SELECTION:
WaveSP-Net: Learnable Wavelet-Domain Sparse Prompt Tuning for Speech Deepfake Detection

Authors: Xi Xuan, Xuechen Liu, Wenxin Zhang, Yi-Cheng Lin, Xiaojian Lin, Tomi Kinnunen

Published: 2025-10-06 19:17:18+00:00

AI Summary

WaveSP-Net is a novel, parameter-efficient architecture for speech deepfake detection combining a Partial-WSPT-XLSR front-end and a bidirectional Mamba back-end. This design utilizes learnable wavelet filters to create sparse, multi-resolution prompt embeddings, enhancing artifact localization without fine-tuning the frozen XLSR backbone. The approach achieves state-of-the-art performance on challenging benchmarks while maintaining low trainable parameter counts.

RECORDS:
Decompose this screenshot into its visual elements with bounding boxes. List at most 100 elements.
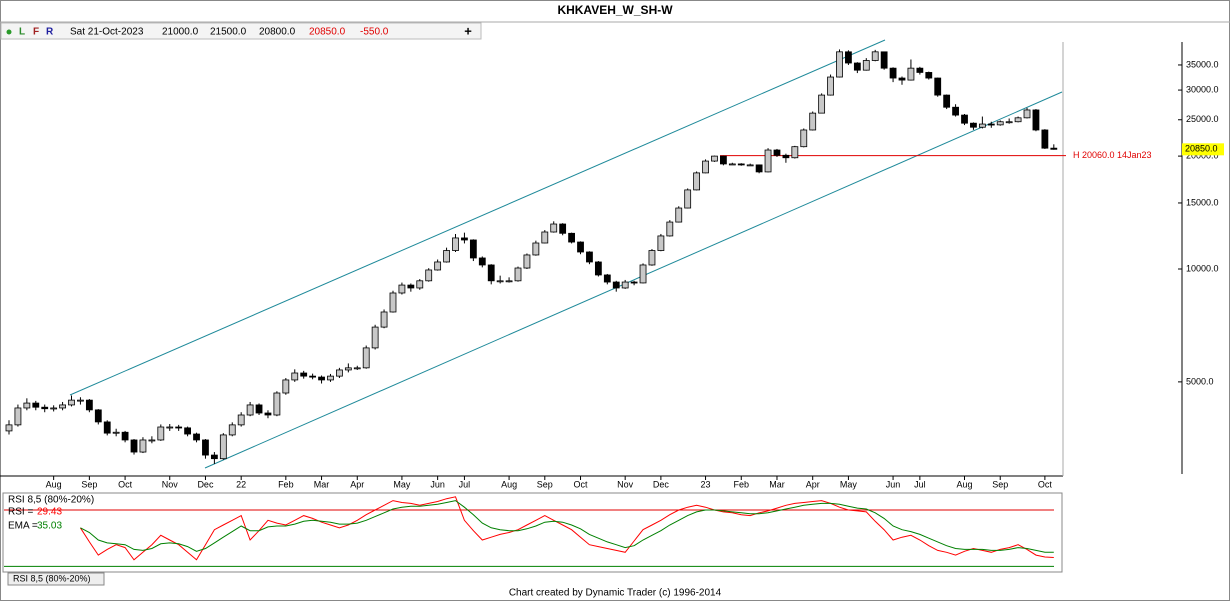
candle-body <box>380 311 388 328</box>
candle-body <box>157 426 165 441</box>
candle-body <box>978 123 986 128</box>
candle-body <box>916 67 924 73</box>
x-tick-label: Mar <box>769 479 785 489</box>
candle-body <box>523 254 531 269</box>
candle-body <box>255 404 263 414</box>
legend-value: 35.03 <box>37 521 62 532</box>
x-tick-label: Sep <box>81 479 97 489</box>
candle-body <box>586 251 593 263</box>
candle-body <box>568 232 575 243</box>
candle-body <box>1005 121 1013 124</box>
candle-body <box>327 375 334 381</box>
toolbar-button[interactable]: L <box>19 27 25 38</box>
toolbar-button[interactable]: R <box>46 27 54 38</box>
x-tick-label: Jul <box>914 479 926 489</box>
candle-body <box>737 163 745 166</box>
x-tick-label: Apr <box>806 479 820 489</box>
candle-body <box>693 172 701 191</box>
candle-body <box>103 421 111 434</box>
candle-body <box>398 284 406 294</box>
candle-body <box>175 426 183 429</box>
candle-body <box>193 433 200 441</box>
rsi-tab[interactable] <box>7 572 105 586</box>
candle-body <box>318 376 325 381</box>
candle-body <box>246 404 254 416</box>
candle-body <box>389 292 397 313</box>
x-tick-label: Feb <box>734 479 750 489</box>
legend-value: 29.43 <box>37 507 62 518</box>
candle-body <box>791 146 799 159</box>
legend-name: RSI = <box>8 507 33 518</box>
candle-body <box>130 439 138 453</box>
y-tick-label: 20000.0 <box>1186 150 1219 160</box>
candle-body <box>711 155 718 162</box>
candle-body <box>425 269 433 282</box>
candle-body <box>336 369 343 377</box>
channel-upper <box>69 39 886 396</box>
candle-body <box>782 154 790 159</box>
candle-body <box>273 392 281 416</box>
indicator-line <box>79 496 1054 561</box>
candle-body <box>702 160 709 174</box>
candle-body <box>478 257 486 266</box>
status-dot <box>6 29 12 35</box>
bar-close: 20850.0 <box>309 27 346 38</box>
bar-date: Sat 21-Oct-2023 <box>70 27 144 38</box>
x-tick-label: Dec <box>197 479 214 489</box>
candle-body <box>1041 129 1049 149</box>
x-tick-label: 22 <box>236 479 246 489</box>
candle-body <box>871 51 879 61</box>
y-tick-label: 10000.0 <box>1186 263 1219 273</box>
candle-body <box>32 402 40 408</box>
toolbar <box>0 22 482 40</box>
candle-body <box>728 163 736 166</box>
x-tick-label: Jun <box>886 479 901 489</box>
candle-body <box>621 281 629 289</box>
rsi-panel <box>2 492 1063 573</box>
candle-body <box>41 406 49 410</box>
candle-body <box>407 284 415 289</box>
candle-body <box>898 77 906 81</box>
candle-body <box>827 76 834 96</box>
candle-body <box>85 399 93 411</box>
indicator-line <box>80 500 1054 553</box>
candle-body <box>666 221 674 237</box>
rsi-title: RSI 8,5 (80%-20%) <box>8 495 94 506</box>
high-label: H 20060.0 14Jan23 <box>1073 150 1152 160</box>
rsi-tab-label[interactable]: RSI 8,5 (80%-20%) <box>13 573 91 583</box>
candle-body <box>594 261 602 276</box>
candle-body <box>845 51 852 64</box>
candle-body <box>684 189 692 209</box>
candle-body <box>14 407 22 426</box>
candle-body <box>648 250 656 266</box>
candle-body <box>773 149 781 156</box>
candle-body <box>943 94 951 108</box>
candle-body <box>112 431 120 434</box>
candle-body <box>996 121 1004 126</box>
x-tick-label: Aug <box>501 479 517 489</box>
chart-title: KHKAVEH_W_SH-W <box>557 3 673 17</box>
footer: Chart created by Dynamic Trader (c) 1996… <box>509 588 722 599</box>
toolbar-button[interactable]: F <box>33 27 39 38</box>
candle-body <box>675 207 683 223</box>
candle-body <box>764 149 772 173</box>
bar-high: 21500.0 <box>210 27 247 38</box>
candle-body <box>23 402 31 409</box>
candle-body <box>139 439 147 453</box>
candle-body <box>853 62 861 71</box>
x-tick-label: Sep <box>992 479 1008 489</box>
candle-body <box>237 414 245 426</box>
candle-body <box>907 67 915 81</box>
candle-body <box>630 281 638 284</box>
x-tick-label: Oct <box>118 479 133 489</box>
candle-body <box>541 231 549 244</box>
candle-body <box>925 72 933 79</box>
candle-body <box>282 379 290 394</box>
y-tick-label: 30000.0 <box>1186 84 1219 94</box>
candle-body <box>202 439 209 456</box>
x-tick-label: May <box>840 479 858 489</box>
add-button[interactable]: + <box>464 23 472 38</box>
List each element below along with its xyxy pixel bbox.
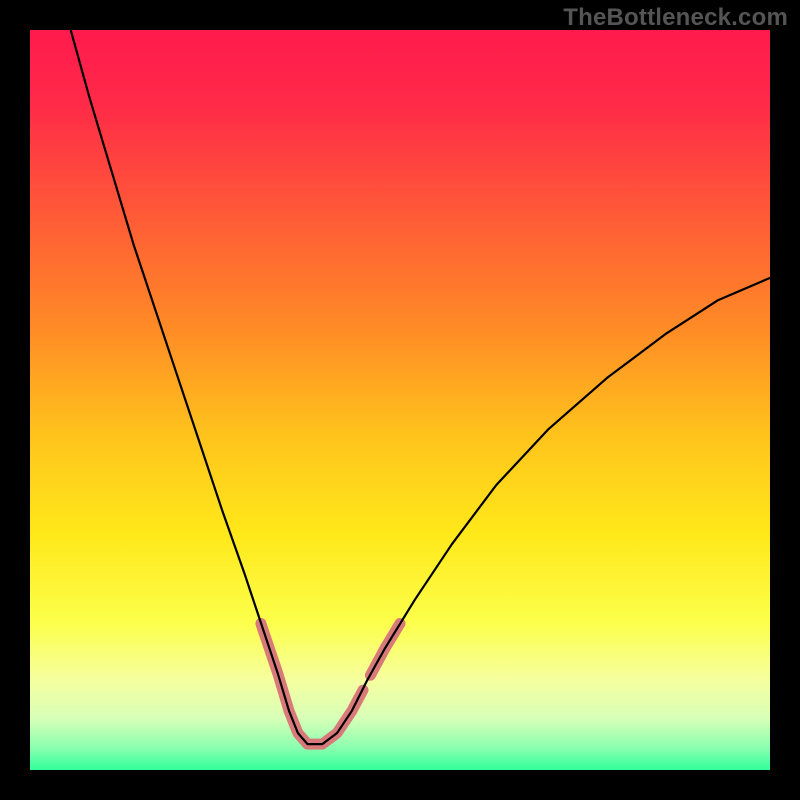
plot-background-gradient [30, 30, 770, 770]
chart-container: TheBottleneck.com [0, 0, 800, 800]
bottleneck-curve-svg [0, 0, 800, 800]
watermark-text: TheBottleneck.com [563, 4, 788, 32]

WORK TO COMPLETE:
Carry on the WaveSP-Net paper summary from its last sentence.

FINAL RESULT:
Abstract

Modern front-end design for speech deepfake detection relies on full fine-tuning of large pre-trained models like XLSR. However, this approach is not parameter-efficient and may lead to suboptimal generalization to realistic, in-the-wild data types. To address these limitations, we introduce a new family of parameter-efficient front-ends that fuse prompt-tuning with classical signal processing transforms. These include FourierPT-XLSR, which uses the Fourier Transform, and two variants based on the Wavelet Transform: WSPT-XLSR and Partial-WSPT-XLSR. We further propose WaveSP-Net, a novel architecture combining a Partial-WSPT-XLSR front-end and a bidirectional Mamba-based back-end. This design injects multi-resolution features into the prompt embeddings, which enhances the localization of subtle synthetic artifacts without altering the frozen XLSR parameters. Experimental results demonstrate that WaveSP-Net outperforms several state-of-the-art models on two new and challenging benchmarks, Deepfake-Eval-2024 and SpoofCeleb, with low trainable parameters and notable performance gains. The code and models are available at https://github.com/xxuan-acoustics/WaveSP-Net.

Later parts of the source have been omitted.